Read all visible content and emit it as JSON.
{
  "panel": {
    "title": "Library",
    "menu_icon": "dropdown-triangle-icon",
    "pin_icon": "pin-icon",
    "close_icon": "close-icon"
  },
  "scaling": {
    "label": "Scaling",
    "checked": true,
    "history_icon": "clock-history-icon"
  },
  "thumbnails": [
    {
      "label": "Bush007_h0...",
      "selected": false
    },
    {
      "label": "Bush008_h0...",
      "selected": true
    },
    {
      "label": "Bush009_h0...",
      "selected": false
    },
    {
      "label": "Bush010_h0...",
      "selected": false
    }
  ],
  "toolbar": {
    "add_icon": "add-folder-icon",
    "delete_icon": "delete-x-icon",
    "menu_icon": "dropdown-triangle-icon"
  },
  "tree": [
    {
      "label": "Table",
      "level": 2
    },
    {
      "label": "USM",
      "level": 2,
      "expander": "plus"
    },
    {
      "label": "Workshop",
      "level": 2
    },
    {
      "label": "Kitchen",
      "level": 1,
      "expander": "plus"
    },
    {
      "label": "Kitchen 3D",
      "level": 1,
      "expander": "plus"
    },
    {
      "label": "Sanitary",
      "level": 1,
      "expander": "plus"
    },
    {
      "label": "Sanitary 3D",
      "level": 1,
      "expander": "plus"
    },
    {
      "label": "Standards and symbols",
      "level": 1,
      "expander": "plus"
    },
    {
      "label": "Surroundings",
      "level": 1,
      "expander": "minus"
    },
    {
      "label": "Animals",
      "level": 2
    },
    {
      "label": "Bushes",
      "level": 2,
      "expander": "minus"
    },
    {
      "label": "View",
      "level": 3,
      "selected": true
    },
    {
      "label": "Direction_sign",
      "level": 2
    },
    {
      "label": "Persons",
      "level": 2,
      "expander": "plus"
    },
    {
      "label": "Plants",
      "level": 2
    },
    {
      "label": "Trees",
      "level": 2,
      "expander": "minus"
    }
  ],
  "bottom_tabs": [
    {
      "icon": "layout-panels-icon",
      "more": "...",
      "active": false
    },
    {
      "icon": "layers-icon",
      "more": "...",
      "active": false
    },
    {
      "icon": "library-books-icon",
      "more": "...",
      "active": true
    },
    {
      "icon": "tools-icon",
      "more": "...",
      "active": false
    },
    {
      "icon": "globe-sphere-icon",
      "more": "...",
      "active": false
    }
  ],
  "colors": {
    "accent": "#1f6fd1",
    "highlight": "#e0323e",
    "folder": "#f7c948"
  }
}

_ _ _ _ _ _ _

TASK REQUIREMENTS
Copy out every line where the word "true" occurs.

ANSWER TO THE TASK
    "checked": true,
      "selected": true
      "selected": true
      "active": true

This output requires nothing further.